Short task ->
Transcribe the records below exactly as they appear, omitting any pictures.

Dataset rows ->
________

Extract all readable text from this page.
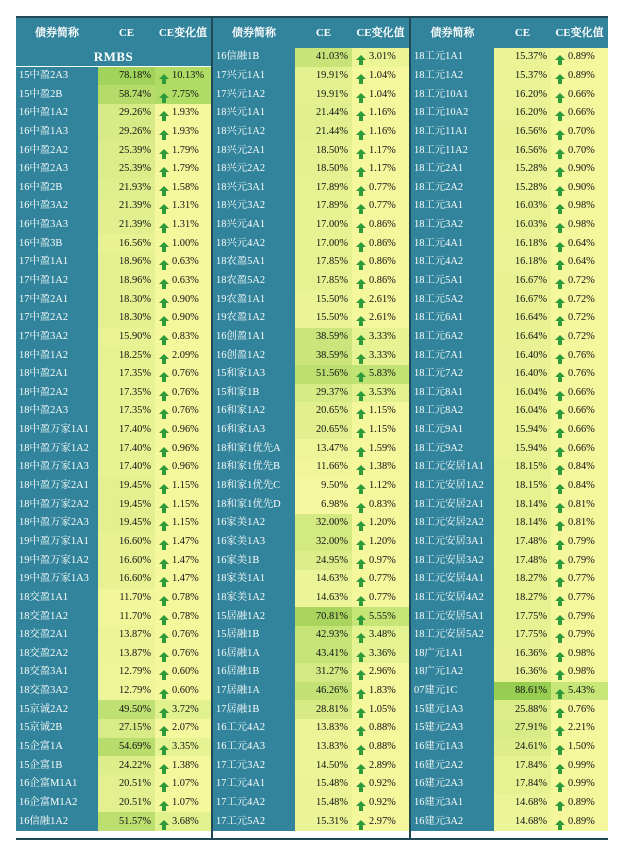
债券简称	CE	CE变化值
RMBS		
15中盈2A3	78.18%	10.13%
15中盈2B	58.74%	7.75%
16中盈1A2	29.26%	1.93%
16中盈1A3	29.26%	1.93%
16中盈2A2	25.39%	1.79%
16中盈2A3	25.39%	1.79%
16中盈2B	21.93%	1.58%
16中盈3A2	21.39%	1.31%
16中盈3A3	21.39%	1.31%
16中盈3B	16.56%	1.00%
17中盈1A1	18.96%	0.63%
17中盈1A2	18.96%	0.63%
17中盈2A1	18.30%	0.90%
17中盈2A2	18.30%	0.90%
17中盈3A2	15.90%	0.83%
18中盈1A2	18.25%	2.09%
18中盈2A1	17.35%	0.76%
18中盈2A2	17.35%	0.76%
18中盈2A3	17.35%	0.76%
18中盈万家1A1	17.40%	0.96%
18中盈万家1A2	17.40%	0.96%
18中盈万家1A3	17.40%	0.96%
18中盈万家2A1	19.45%	1.15%
18中盈万家2A2	19.45%	1.15%
18中盈万家2A3	19.45%	1.15%
19中盈万家1A1	16.60%	1.47%
19中盈万家1A2	16.60%	1.47%
19中盈万家1A3	16.60%	1.47%
18交盈1A1	11.70%	0.78%
18交盈1A2	11.70%	0.78%
18交盈2A1	13.87%	0.76%
18交盈2A2	13.87%	0.76%
18交盈3A1	12.79%	0.60%
18交盈3A2	12.79%	0.60%
15京诚2A2	49.50%	3.72%
15京诚2B	27.15%	2.07%
15企富1A	54.69%	3.35%
15企富1B	24.22%	1.38%
16企富M1A1	20.51%	1.07%
16企富M1A2	20.51%	1.07%
16信融1A2	51.57%	3.68%
债券简称	CE	CE变化值
16信融1B	41.03%	3.01%
17兴元1A1	19.91%	1.04%
17兴元1A2	19.91%	1.04%
18兴元1A1	21.44%	1.16%
18兴元1A2	21.44%	1.16%
18兴元2A1	18.50%	1.17%
18兴元2A2	18.50%	1.17%
18兴元3A1	17.89%	0.77%
18兴元3A2	17.89%	0.77%
18兴元4A1	17.00%	0.86%
18兴元4A2	17.00%	0.86%
18农盈5A1	17.85%	0.86%
18农盈5A2	17.85%	0.86%
19农盈1A1	15.50%	2.61%
19农盈1A2	15.50%	2.61%
16创盈1A1	38.59%	3.33%
16创盈1A2	38.59%	3.33%
15和家1A3	51.56%	5.83%
15和家1B	29.37%	3.53%
16和家1A2	20.65%	1.15%
16和家1A3	20.65%	1.15%
18和家1优先A	13.47%	1.59%
18和家1优先B	11.66%	1.38%
18和家1优先C	9.50%	1.12%
18和家1优先D	6.98%	0.83%
16家美1A2	32.00%	1.20%
16家美1A3	32.00%	1.20%
16家美1B	24.95%	0.97%
18家美1A1	14.63%	0.77%
18家美1A2	14.63%	0.77%
15居融1A2	70.81%	5.55%
15居融1B	42.93%	3.48%
16居融1A	43.41%	3.36%
16居融1B	31.27%	2.96%
17居融1A	46.26%	1.83%
17居融1B	28.81%	1.05%
16工元4A2	13.83%	0.88%
16工元4A3	13.83%	0.88%
17工元3A2	14.50%	2.89%
17工元4A1	15.48%	0.92%
17工元4A2	15.48%	0.92%
17工元5A2	15.31%	2.97%
债券简称	CE	CE变化值
18工元1A1	15.37%	0.89%
18工元1A2	15.37%	0.89%
18工元10A1	16.20%	0.66%
18工元10A2	16.20%	0.66%
18工元11A1	16.56%	0.70%
18工元11A2	16.56%	0.70%
18工元2A1	15.28%	0.90%
18工元2A2	15.28%	0.90%
18工元3A1	16.03%	0.98%
18工元3A2	16.03%	0.98%
18工元4A1	16.18%	0.64%
18工元4A2	16.18%	0.64%
18工元5A1	16.67%	0.72%
18工元5A2	16.67%	0.72%
18工元6A1	16.64%	0.72%
18工元6A2	16.64%	0.72%
18工元7A1	16.40%	0.76%
18工元7A2	16.40%	0.76%
18工元8A1	16.04%	0.66%
18工元8A2	16.04%	0.66%
18工元9A1	15.94%	0.66%
18工元9A2	15.94%	0.66%
18工元安居1A1	18.15%	0.84%
18工元安居1A2	18.15%	0.84%
18工元安居2A1	18.14%	0.81%
18工元安居2A2	18.14%	0.81%
18工元安居3A1	17.48%	0.79%
18工元安居3A2	17.48%	0.79%
18工元安居4A1	18.27%	0.77%
18工元安居4A2	18.27%	0.77%
18工元安居5A1	17.75%	0.79%
18工元安居5A2	17.75%	0.79%
18广元1A1	16.36%	0.98%
18广元1A2	16.36%	0.98%
07建元1C	88.61%	5.43%
15建元1A3	25.88%	0.76%
15建元2A3	27.91%	2.21%
16建元1A3	24.61%	1.50%
16建元2A2	17.84%	0.99%
16建元2A3	17.84%	0.99%
16建元3A1	14.68%	0.89%
16建元3A2	14.68%	0.89%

________

Correct output ->
Extract all readable text from this page.
债券简称	CE	CE变化值
RMBS		
15中盈2A3	78.18%	10.13%
15中盈2B	58.74%	7.75%
16中盈1A2	29.26%	1.93%
16中盈1A3	29.26%	1.93%
16中盈2A2	25.39%	1.79%
16中盈2A3	25.39%	1.79%
16中盈2B	21.93%	1.58%
16中盈3A2	21.39%	1.31%
16中盈3A3	21.39%	1.31%
16中盈3B	16.56%	1.00%
17中盈1A1	18.96%	0.63%
17中盈1A2	18.96%	0.63%
17中盈2A1	18.30%	0.90%
17中盈2A2	18.30%	0.90%
17中盈3A2	15.90%	0.83%
18中盈1A2	18.25%	2.09%
18中盈2A1	17.35%	0.76%
18中盈2A2	17.35%	0.76%
18中盈2A3	17.35%	0.76%
18中盈万家1A1	17.40%	0.96%
18中盈万家1A2	17.40%	0.96%
18中盈万家1A3	17.40%	0.96%
18中盈万家2A1	19.45%	1.15%
18中盈万家2A2	19.45%	1.15%
18中盈万家2A3	19.45%	1.15%
19中盈万家1A1	16.60%	1.47%
19中盈万家1A2	16.60%	1.47%
19中盈万家1A3	16.60%	1.47%
18交盈1A1	11.70%	0.78%
18交盈1A2	11.70%	0.78%
18交盈2A1	13.87%	0.76%
18交盈2A2	13.87%	0.76%
18交盈3A1	12.79%	0.60%
18交盈3A2	12.79%	0.60%
15京诚2A2	49.50%	3.72%
15京诚2B	27.15%	2.07%
15企富1A	54.69%	3.35%
15企富1B	24.22%	1.38%
16企富M1A1	20.51%	1.07%
16企富M1A2	20.51%	1.07%
16信融1A2	51.57%	3.68%
债券简称	CE	CE变化值
16信融1B	41.03%	3.01%
17兴元1A1	19.91%	1.04%
17兴元1A2	19.91%	1.04%
18兴元1A1	21.44%	1.16%
18兴元1A2	21.44%	1.16%
18兴元2A1	18.50%	1.17%
18兴元2A2	18.50%	1.17%
18兴元3A1	17.89%	0.77%
18兴元3A2	17.89%	0.77%
18兴元4A1	17.00%	0.86%
18兴元4A2	17.00%	0.86%
18农盈5A1	17.85%	0.86%
18农盈5A2	17.85%	0.86%
19农盈1A1	15.50%	2.61%
19农盈1A2	15.50%	2.61%
16创盈1A1	38.59%	3.33%
16创盈1A2	38.59%	3.33%
15和家1A3	51.56%	5.83%
15和家1B	29.37%	3.53%
16和家1A2	20.65%	1.15%
16和家1A3	20.65%	1.15%
18和家1优先A	13.47%	1.59%
18和家1优先B	11.66%	1.38%
18和家1优先C	9.50%	1.12%
18和家1优先D	6.98%	0.83%
16家美1A2	32.00%	1.20%
16家美1A3	32.00%	1.20%
16家美1B	24.95%	0.97%
18家美1A1	14.63%	0.77%
18家美1A2	14.63%	0.77%
15居融1A2	70.81%	5.55%
15居融1B	42.93%	3.48%
16居融1A	43.41%	3.36%
16居融1B	31.27%	2.96%
17居融1A	46.26%	1.83%
17居融1B	28.81%	1.05%
16工元4A2	13.83%	0.88%
16工元4A3	13.83%	0.88%
17工元3A2	14.50%	2.89%
17工元4A1	15.48%	0.92%
17工元4A2	15.48%	0.92%
17工元5A2	15.31%	2.97%
债券简称	CE	CE变化值
18工元1A1	15.37%	0.89%
18工元1A2	15.37%	0.89%
18工元10A1	16.20%	0.66%
18工元10A2	16.20%	0.66%
18工元11A1	16.56%	0.70%
18工元11A2	16.56%	0.70%
18工元2A1	15.28%	0.90%
18工元2A2	15.28%	0.90%
18工元3A1	16.03%	0.98%
18工元3A2	16.03%	0.98%
18工元4A1	16.18%	0.64%
18工元4A2	16.18%	0.64%
18工元5A1	16.67%	0.72%
18工元5A2	16.67%	0.72%
18工元6A1	16.64%	0.72%
18工元6A2	16.64%	0.72%
18工元7A1	16.40%	0.76%
18工元7A2	16.40%	0.76%
18工元8A1	16.04%	0.66%
18工元8A2	16.04%	0.66%
18工元9A1	15.94%	0.66%
18工元9A2	15.94%	0.66%
18工元安居1A1	18.15%	0.84%
18工元安居1A2	18.15%	0.84%
18工元安居2A1	18.14%	0.81%
18工元安居2A2	18.14%	0.81%
18工元安居3A1	17.48%	0.79%
18工元安居3A2	17.48%	0.79%
18工元安居4A1	18.27%	0.77%
18工元安居4A2	18.27%	0.77%
18工元安居5A1	17.75%	0.79%
18工元安居5A2	17.75%	0.79%
18广元1A1	16.36%	0.98%
18广元1A2	16.36%	0.98%
07建元1C	88.61%	5.43%
15建元1A3	25.88%	0.76%
15建元2A3	27.91%	2.21%
16建元1A3	24.61%	1.50%
16建元2A2	17.84%	0.99%
16建元2A3	17.84%	0.99%
16建元3A1	14.68%	0.89%
16建元3A2	14.68%	0.89%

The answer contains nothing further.